* Begin Page *

It’s hard to have a long career in pop music. Just ask all the one-hit wonders and sophomore slumpers, all the sure things who turned out to be yesterday’s news. It’s hard to keep a band together, hard to hold the fans’ attention. And it’s really, really hard to keep writing good songs, record after record, year after year.

Only a relative handful of artists have the vision and creative stamina to keep on going for the long haul, and most of them turn out to be shape-shifters, evolving and changing course as they go, trying on different personas and musical styles, surprising and sometimes disturbing their faithful followers—psychedelic Beatles, Christian Dylan, muscular Bruce, mystical Madonna. You can’t keep moving unless you’re willing to shake it up every now and then, to duck into a nearby phone booth and step out in tights and a cape.

Which brings us to Tegan and Sara, and their stunning new record, Heartthrob. If you know and love Tegan and Sara’s music, as I do, the exuberant, polished sound of Heartthrob will come as a shock, almost a deliberate provocation. What happened to those neurotic, self-deprecating indie rockers, the twins from Canada obsessively chronicling their crushes and heartbreaks? When did they become so confident and radio-friendly, so unapologetically mainstream? Are Tegan and Sara pop stars? Why would they even want to be?

After all, it would have been easy enough for Tegan and Sara to just make another record, keep the old machine humming. Things have been going well for them for a long time. Six albums in thirteen years, a passionately devoted international audience, some serious brushes with commercial success, an impressive catalogue of consistently wonderful songs, to my mind one of the most striking and underrated bodies of work in the past decade. But they finished their last tour feeling oddly dissatisfied. They weren’t kids anymore—they’d just turned thirty, and they wanted more. They felt restless, couldn’t understand why they weren’t reaching more people. So Tegan and Sara took a deep breath and a long look in the mirror, and popped into that nearby phone booth.

And out came Heartthrob.

“No one will confuse this with any of our other records,” Sara says. “It’s got a bigger, bolder, happier sound.” Tegan is explicit about the supersized ambitions motivating the record. “I kept asking myself: Can I hear this in an arena? Can I hear this on a teenager’s iPod as they’re riding the bus to school?”

* End Page *
* Begin Records shown *

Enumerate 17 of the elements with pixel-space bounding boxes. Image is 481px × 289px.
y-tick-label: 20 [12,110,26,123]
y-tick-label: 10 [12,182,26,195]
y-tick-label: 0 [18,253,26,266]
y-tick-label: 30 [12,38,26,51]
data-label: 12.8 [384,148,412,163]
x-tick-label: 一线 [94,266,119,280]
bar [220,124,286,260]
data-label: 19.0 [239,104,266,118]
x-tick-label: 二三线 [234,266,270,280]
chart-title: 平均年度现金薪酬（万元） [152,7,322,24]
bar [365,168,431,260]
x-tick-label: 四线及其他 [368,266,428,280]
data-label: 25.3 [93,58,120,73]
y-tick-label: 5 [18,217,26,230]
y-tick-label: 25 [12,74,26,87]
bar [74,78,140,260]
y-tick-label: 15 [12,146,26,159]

* End Records shown *

§ Set of tasks:
A. Give again, word for word, the part of the passage on Tegan and Sara starting with "Only a relative" and going on through "and a cape.".
B. Transcribe all of the rows in Block 1, below the passage, exactly as they stand, line by line.

§ Expected answers:
A.
Only a relative handful of artists have the vision and creative stamina to keep on going for the long haul, and most of them turn out to be shape-shifters, evolving and changing course as they go, trying on different personas and musical styles, surprising and sometimes disturbing their faithful followers—psychedelic Beatles, Christian Dylan, muscular Bruce, mystical Madonna. You can’t keep moving unless you’re willing to shake it up every now and then, to duck into a nearby phone booth and step out in tights and a cape.

B.
Enumerate 17 of the elements with pixel-space bounding boxes. Image is 481px × 289px.
y-tick-label: 20 [12,110,26,123]
y-tick-label: 10 [12,182,26,195]
y-tick-label: 0 [18,253,26,266]
y-tick-label: 30 [12,38,26,51]
data-label: 12.8 [384,148,412,163]
x-tick-label: 一线 [94,266,119,280]
bar [220,124,286,260]
data-label: 19.0 [239,104,266,118]
x-tick-label: 二三线 [234,266,270,280]
chart-title: 平均年度现金薪酬（万元） [152,7,322,24]
bar [365,168,431,260]
x-tick-label: 四线及其他 [368,266,428,280]
data-label: 25.3 [93,58,120,73]
y-tick-label: 5 [18,217,26,230]
y-tick-label: 25 [12,74,26,87]
bar [74,78,140,260]
y-tick-label: 15 [12,146,26,159]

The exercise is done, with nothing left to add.